TASK OBJECTIVE | Repeat every record below exactly as written.

TASK MATERIAL |
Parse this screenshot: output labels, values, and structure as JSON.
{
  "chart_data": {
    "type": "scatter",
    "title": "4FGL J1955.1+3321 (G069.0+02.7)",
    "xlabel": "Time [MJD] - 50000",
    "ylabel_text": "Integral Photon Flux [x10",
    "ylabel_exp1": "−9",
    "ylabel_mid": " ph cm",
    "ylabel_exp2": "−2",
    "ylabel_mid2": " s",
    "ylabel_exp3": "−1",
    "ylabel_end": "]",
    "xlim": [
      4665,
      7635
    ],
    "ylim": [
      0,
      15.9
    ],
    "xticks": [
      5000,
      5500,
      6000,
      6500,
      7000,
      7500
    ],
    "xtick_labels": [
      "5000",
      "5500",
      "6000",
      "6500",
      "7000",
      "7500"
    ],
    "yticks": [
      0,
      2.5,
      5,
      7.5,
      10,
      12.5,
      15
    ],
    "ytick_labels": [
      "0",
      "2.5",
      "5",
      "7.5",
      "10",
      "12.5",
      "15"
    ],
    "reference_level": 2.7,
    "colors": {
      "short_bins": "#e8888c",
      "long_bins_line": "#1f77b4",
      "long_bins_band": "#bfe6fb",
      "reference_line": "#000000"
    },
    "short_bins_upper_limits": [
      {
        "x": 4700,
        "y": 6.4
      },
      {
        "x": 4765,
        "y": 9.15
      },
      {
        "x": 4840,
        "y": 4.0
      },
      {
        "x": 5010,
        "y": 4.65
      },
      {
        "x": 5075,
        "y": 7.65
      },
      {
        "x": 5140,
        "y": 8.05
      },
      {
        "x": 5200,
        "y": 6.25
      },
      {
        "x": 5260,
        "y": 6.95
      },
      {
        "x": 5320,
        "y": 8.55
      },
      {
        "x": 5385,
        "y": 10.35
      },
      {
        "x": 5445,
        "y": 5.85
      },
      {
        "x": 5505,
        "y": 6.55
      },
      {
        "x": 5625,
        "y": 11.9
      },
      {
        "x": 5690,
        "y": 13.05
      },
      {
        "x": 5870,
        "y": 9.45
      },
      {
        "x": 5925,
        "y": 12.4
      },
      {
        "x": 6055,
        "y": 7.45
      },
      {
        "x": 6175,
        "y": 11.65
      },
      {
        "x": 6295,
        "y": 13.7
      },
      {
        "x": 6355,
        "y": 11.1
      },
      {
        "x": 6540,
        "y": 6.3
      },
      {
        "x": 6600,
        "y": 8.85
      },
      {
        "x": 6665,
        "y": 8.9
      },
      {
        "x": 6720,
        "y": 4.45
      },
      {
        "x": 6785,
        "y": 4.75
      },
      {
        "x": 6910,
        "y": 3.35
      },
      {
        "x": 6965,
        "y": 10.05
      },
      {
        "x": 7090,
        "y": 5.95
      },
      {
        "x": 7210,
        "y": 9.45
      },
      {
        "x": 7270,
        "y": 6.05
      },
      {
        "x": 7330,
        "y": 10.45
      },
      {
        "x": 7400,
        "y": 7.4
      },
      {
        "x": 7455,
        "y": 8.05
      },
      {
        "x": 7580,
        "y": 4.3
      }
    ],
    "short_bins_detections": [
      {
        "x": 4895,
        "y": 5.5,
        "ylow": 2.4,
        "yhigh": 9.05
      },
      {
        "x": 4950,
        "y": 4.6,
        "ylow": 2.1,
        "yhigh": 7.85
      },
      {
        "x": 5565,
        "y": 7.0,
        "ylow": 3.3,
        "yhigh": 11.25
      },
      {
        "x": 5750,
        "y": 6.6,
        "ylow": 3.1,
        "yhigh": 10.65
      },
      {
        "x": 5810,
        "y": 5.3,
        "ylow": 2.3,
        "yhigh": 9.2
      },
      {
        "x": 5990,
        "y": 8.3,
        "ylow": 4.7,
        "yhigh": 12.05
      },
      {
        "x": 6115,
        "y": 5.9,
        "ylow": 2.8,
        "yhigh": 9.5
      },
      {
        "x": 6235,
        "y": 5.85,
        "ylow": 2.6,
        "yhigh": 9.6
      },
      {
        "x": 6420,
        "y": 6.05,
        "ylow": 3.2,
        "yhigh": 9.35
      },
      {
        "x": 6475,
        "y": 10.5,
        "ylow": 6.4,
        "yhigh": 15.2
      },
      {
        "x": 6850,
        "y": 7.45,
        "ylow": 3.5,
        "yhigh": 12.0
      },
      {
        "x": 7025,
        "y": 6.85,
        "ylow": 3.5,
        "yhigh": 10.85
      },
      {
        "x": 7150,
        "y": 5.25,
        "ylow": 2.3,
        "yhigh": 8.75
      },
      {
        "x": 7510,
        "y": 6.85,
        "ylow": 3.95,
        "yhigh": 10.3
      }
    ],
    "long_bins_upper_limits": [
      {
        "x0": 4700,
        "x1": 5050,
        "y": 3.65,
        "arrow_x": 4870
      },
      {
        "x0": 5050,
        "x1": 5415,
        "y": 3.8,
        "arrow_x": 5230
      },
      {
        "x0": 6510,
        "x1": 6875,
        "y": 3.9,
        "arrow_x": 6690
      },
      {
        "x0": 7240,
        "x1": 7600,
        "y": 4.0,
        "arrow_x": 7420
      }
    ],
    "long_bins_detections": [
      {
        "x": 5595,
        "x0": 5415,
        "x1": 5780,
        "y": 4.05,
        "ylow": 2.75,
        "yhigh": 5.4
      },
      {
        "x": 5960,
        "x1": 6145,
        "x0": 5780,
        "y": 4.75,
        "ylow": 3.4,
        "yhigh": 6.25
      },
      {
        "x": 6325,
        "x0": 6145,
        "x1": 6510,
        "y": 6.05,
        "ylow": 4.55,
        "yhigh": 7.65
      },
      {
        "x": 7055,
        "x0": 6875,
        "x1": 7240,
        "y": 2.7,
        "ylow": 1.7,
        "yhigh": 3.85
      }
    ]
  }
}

THE RESULT |
Parse this screenshot: output labels, values, and structure as JSON.
{
  "chart_data": {
    "type": "scatter",
    "title": "4FGL J1955.1+3321 (G069.0+02.7)",
    "xlabel": "Time [MJD] - 50000",
    "ylabel_text": "Integral Photon Flux [x10",
    "ylabel_exp1": "−9",
    "ylabel_mid": " ph cm",
    "ylabel_exp2": "−2",
    "ylabel_mid2": " s",
    "ylabel_exp3": "−1",
    "ylabel_end": "]",
    "xlim": [
      4665,
      7635
    ],
    "ylim": [
      0,
      15.9
    ],
    "xticks": [
      5000,
      5500,
      6000,
      6500,
      7000,
      7500
    ],
    "xtick_labels": [
      "5000",
      "5500",
      "6000",
      "6500",
      "7000",
      "7500"
    ],
    "yticks": [
      0,
      2.5,
      5,
      7.5,
      10,
      12.5,
      15
    ],
    "ytick_labels": [
      "0",
      "2.5",
      "5",
      "7.5",
      "10",
      "12.5",
      "15"
    ],
    "reference_level": 2.7,
    "colors": {
      "short_bins": "#e8888c",
      "long_bins_line": "#1f77b4",
      "long_bins_band": "#bfe6fb",
      "reference_line": "#000000"
    },
    "short_bins_upper_limits": [
      {
        "x": 4700,
        "y": 6.4
      },
      {
        "x": 4765,
        "y": 9.15
      },
      {
        "x": 4840,
        "y": 4.0
      },
      {
        "x": 5010,
        "y": 4.65
      },
      {
        "x": 5075,
        "y": 7.65
      },
      {
        "x": 5140,
        "y": 8.05
      },
      {
        "x": 5200,
        "y": 6.25
      },
      {
        "x": 5260,
        "y": 6.95
      },
      {
        "x": 5320,
        "y": 8.55
      },
      {
        "x": 5385,
        "y": 10.35
      },
      {
        "x": 5445,
        "y": 5.85
      },
      {
        "x": 5505,
        "y": 6.55
      },
      {
        "x": 5625,
        "y": 11.9
      },
      {
        "x": 5690,
        "y": 13.05
      },
      {
        "x": 5870,
        "y": 9.45
      },
      {
        "x": 5925,
        "y": 12.4
      },
      {
        "x": 6055,
        "y": 7.45
      },
      {
        "x": 6175,
        "y": 11.65
      },
      {
        "x": 6295,
        "y": 13.7
      },
      {
        "x": 6355,
        "y": 11.1
      },
      {
        "x": 6540,
        "y": 6.3
      },
      {
        "x": 6600,
        "y": 8.85
      },
      {
        "x": 6665,
        "y": 8.9
      },
      {
        "x": 6720,
        "y": 4.45
      },
      {
        "x": 6785,
        "y": 4.75
      },
      {
        "x": 6910,
        "y": 3.35
      },
      {
        "x": 6965,
        "y": 10.05
      },
      {
        "x": 7090,
        "y": 5.95
      },
      {
        "x": 7210,
        "y": 9.45
      },
      {
        "x": 7270,
        "y": 6.05
      },
      {
        "x": 7330,
        "y": 10.45
      },
      {
        "x": 7400,
        "y": 7.4
      },
      {
        "x": 7455,
        "y": 8.05
      },
      {
        "x": 7580,
        "y": 4.3
      }
    ],
    "short_bins_detections": [
      {
        "x": 4895,
        "y": 5.5,
        "ylow": 2.4,
        "yhigh": 9.05
      },
      {
        "x": 4950,
        "y": 4.6,
        "ylow": 2.1,
        "yhigh": 7.85
      },
      {
        "x": 5565,
        "y": 7.0,
        "ylow": 3.3,
        "yhigh": 11.25
      },
      {
        "x": 5750,
        "y": 6.6,
        "ylow": 3.1,
        "yhigh": 10.65
      },
      {
        "x": 5810,
        "y": 5.3,
        "ylow": 2.3,
        "yhigh": 9.2
      },
      {
        "x": 5990,
        "y": 8.3,
        "ylow": 4.7,
        "yhigh": 12.05
      },
      {
        "x": 6115,
        "y": 5.9,
        "ylow": 2.8,
        "yhigh": 9.5
      },
      {
        "x": 6235,
        "y": 5.85,
        "ylow": 2.6,
        "yhigh": 9.6
      },
      {
        "x": 6420,
        "y": 6.05,
        "ylow": 3.2,
        "yhigh": 9.35
      },
      {
        "x": 6475,
        "y": 10.5,
        "ylow": 6.4,
        "yhigh": 15.2
      },
      {
        "x": 6850,
        "y": 7.45,
        "ylow": 3.5,
        "yhigh": 12.0
      },
      {
        "x": 7025,
        "y": 6.85,
        "ylow": 3.5,
        "yhigh": 10.85
      },
      {
        "x": 7150,
        "y": 5.25,
        "ylow": 2.3,
        "yhigh": 8.75
      },
      {
        "x": 7510,
        "y": 6.85,
        "ylow": 3.95,
        "yhigh": 10.3
      }
    ],
    "long_bins_upper_limits": [
      {
        "x0": 4700,
        "x1": 5050,
        "y": 3.65,
        "arrow_x": 4870
      },
      {
        "x0": 5050,
        "x1": 5415,
        "y": 3.8,
        "arrow_x": 5230
      },
      {
        "x0": 6510,
        "x1": 6875,
        "y": 3.9,
        "arrow_x": 6690
      },
      {
        "x0": 7240,
        "x1": 7600,
        "y": 4.0,
        "arrow_x": 7420
      }
    ],
    "long_bins_detections": [
      {
        "x": 5595,
        "x0": 5415,
        "x1": 5780,
        "y": 4.05,
        "ylow": 2.75,
        "yhigh": 5.4
      },
      {
        "x": 5960,
        "x1": 6145,
        "x0": 5780,
        "y": 4.75,
        "ylow": 3.4,
        "yhigh": 6.25
      },
      {
        "x": 6325,
        "x0": 6145,
        "x1": 6510,
        "y": 6.05,
        "ylow": 4.55,
        "yhigh": 7.65
      },
      {
        "x": 7055,
        "x0": 6875,
        "x1": 7240,
        "y": 2.7,
        "ylow": 1.7,
        "yhigh": 3.85
      }
    ]
  }
}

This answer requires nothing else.